#### Given task
Reproduce each record exactly.

#### Input
****************
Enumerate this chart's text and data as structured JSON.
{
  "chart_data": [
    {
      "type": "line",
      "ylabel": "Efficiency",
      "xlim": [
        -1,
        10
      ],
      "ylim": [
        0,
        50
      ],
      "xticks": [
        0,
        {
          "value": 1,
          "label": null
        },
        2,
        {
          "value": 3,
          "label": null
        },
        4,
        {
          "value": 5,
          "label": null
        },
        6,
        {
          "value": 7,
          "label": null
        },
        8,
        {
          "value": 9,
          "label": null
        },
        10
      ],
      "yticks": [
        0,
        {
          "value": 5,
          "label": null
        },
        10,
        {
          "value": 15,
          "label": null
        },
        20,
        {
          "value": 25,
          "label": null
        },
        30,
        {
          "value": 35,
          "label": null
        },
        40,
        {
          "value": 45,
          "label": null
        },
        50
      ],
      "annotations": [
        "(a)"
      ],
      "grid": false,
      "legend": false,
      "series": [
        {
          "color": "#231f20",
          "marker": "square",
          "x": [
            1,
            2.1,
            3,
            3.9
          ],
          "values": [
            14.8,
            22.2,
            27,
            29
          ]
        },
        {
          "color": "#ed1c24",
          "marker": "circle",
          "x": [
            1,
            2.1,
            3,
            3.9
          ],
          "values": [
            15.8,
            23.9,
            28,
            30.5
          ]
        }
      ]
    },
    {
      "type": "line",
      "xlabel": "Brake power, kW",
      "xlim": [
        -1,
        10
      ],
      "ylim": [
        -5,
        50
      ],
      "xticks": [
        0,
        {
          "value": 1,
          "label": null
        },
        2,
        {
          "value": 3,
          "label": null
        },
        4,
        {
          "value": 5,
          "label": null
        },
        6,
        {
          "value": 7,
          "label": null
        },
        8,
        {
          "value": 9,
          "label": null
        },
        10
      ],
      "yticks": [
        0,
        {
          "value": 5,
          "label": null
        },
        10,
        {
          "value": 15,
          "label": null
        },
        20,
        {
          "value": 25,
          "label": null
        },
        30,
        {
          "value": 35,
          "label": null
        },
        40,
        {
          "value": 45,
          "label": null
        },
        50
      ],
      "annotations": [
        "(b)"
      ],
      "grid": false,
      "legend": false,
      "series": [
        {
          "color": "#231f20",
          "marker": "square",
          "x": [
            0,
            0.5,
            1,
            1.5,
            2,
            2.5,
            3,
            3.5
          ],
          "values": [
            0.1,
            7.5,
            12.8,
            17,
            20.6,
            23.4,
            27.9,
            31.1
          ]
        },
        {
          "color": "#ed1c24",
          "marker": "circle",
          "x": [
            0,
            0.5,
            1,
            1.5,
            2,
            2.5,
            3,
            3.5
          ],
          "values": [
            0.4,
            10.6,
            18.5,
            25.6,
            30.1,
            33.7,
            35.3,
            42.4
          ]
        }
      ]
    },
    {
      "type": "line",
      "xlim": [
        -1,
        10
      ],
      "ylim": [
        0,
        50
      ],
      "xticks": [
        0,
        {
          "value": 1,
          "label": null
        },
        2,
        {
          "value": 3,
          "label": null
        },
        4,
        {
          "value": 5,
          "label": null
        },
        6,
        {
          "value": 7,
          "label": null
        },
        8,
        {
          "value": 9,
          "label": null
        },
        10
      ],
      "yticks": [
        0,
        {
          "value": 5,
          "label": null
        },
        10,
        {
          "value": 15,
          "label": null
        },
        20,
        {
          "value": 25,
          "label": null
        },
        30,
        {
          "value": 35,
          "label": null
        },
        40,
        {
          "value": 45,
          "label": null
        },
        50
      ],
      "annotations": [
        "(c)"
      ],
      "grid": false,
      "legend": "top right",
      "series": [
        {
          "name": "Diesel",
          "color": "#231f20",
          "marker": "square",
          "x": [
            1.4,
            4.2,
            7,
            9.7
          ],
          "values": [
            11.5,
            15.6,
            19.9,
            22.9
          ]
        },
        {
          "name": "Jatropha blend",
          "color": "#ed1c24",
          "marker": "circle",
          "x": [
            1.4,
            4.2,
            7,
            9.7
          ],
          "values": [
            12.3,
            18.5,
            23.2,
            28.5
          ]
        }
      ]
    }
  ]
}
****************
#### Solution below
Enumerate this chart's text and data as structured JSON.
{
  "chart_data": [
    {
      "type": "line",
      "ylabel": "Efficiency",
      "xlim": [
        -1,
        10
      ],
      "ylim": [
        0,
        50
      ],
      "xticks": [
        0,
        {
          "value": 1,
          "label": null
        },
        2,
        {
          "value": 3,
          "label": null
        },
        4,
        {
          "value": 5,
          "label": null
        },
        6,
        {
          "value": 7,
          "label": null
        },
        8,
        {
          "value": 9,
          "label": null
        },
        10
      ],
      "yticks": [
        0,
        {
          "value": 5,
          "label": null
        },
        10,
        {
          "value": 15,
          "label": null
        },
        20,
        {
          "value": 25,
          "label": null
        },
        30,
        {
          "value": 35,
          "label": null
        },
        40,
        {
          "value": 45,
          "label": null
        },
        50
      ],
      "annotations": [
        "(a)"
      ],
      "grid": false,
      "legend": false,
      "series": [
        {
          "color": "#231f20",
          "marker": "square",
          "x": [
            1,
            2.1,
            3,
            3.9
          ],
          "values": [
            14.8,
            22.2,
            27,
            29
          ]
        },
        {
          "color": "#ed1c24",
          "marker": "circle",
          "x": [
            1,
            2.1,
            3,
            3.9
          ],
          "values": [
            15.8,
            23.9,
            28,
            30.5
          ]
        }
      ]
    },
    {
      "type": "line",
      "xlabel": "Brake power, kW",
      "xlim": [
        -1,
        10
      ],
      "ylim": [
        -5,
        50
      ],
      "xticks": [
        0,
        {
          "value": 1,
          "label": null
        },
        2,
        {
          "value": 3,
          "label": null
        },
        4,
        {
          "value": 5,
          "label": null
        },
        6,
        {
          "value": 7,
          "label": null
        },
        8,
        {
          "value": 9,
          "label": null
        },
        10
      ],
      "yticks": [
        0,
        {
          "value": 5,
          "label": null
        },
        10,
        {
          "value": 15,
          "label": null
        },
        20,
        {
          "value": 25,
          "label": null
        },
        30,
        {
          "value": 35,
          "label": null
        },
        40,
        {
          "value": 45,
          "label": null
        },
        50
      ],
      "annotations": [
        "(b)"
      ],
      "grid": false,
      "legend": false,
      "series": [
        {
          "color": "#231f20",
          "marker": "square",
          "x": [
            0,
            0.5,
            1,
            1.5,
            2,
            2.5,
            3,
            3.5
          ],
          "values": [
            0.1,
            7.5,
            12.8,
            17,
            20.6,
            23.4,
            27.9,
            31.1
          ]
        },
        {
          "color": "#ed1c24",
          "marker": "circle",
          "x": [
            0,
            0.5,
            1,
            1.5,
            2,
            2.5,
            3,
            3.5
          ],
          "values": [
            0.4,
            10.6,
            18.5,
            25.6,
            30.1,
            33.7,
            35.3,
            42.4
          ]
        }
      ]
    },
    {
      "type": "line",
      "xlim": [
        -1,
        10
      ],
      "ylim": [
        0,
        50
      ],
      "xticks": [
        0,
        {
          "value": 1,
          "label": null
        },
        2,
        {
          "value": 3,
          "label": null
        },
        4,
        {
          "value": 5,
          "label": null
        },
        6,
        {
          "value": 7,
          "label": null
        },
        8,
        {
          "value": 9,
          "label": null
        },
        10
      ],
      "yticks": [
        0,
        {
          "value": 5,
          "label": null
        },
        10,
        {
          "value": 15,
          "label": null
        },
        20,
        {
          "value": 25,
          "label": null
        },
        30,
        {
          "value": 35,
          "label": null
        },
        40,
        {
          "value": 45,
          "label": null
        },
        50
      ],
      "annotations": [
        "(c)"
      ],
      "grid": false,
      "legend": "top right",
      "series": [
        {
          "name": "Diesel",
          "color": "#231f20",
          "marker": "square",
          "x": [
            1.4,
            4.2,
            7,
            9.7
          ],
          "values": [
            11.5,
            15.6,
            19.9,
            22.9
          ]
        },
        {
          "name": "Jatropha blend",
          "color": "#ed1c24",
          "marker": "circle",
          "x": [
            1.4,
            4.2,
            7,
            9.7
          ],
          "values": [
            12.3,
            18.5,
            23.2,
            28.5
          ]
        }
      ]
    }
  ]
}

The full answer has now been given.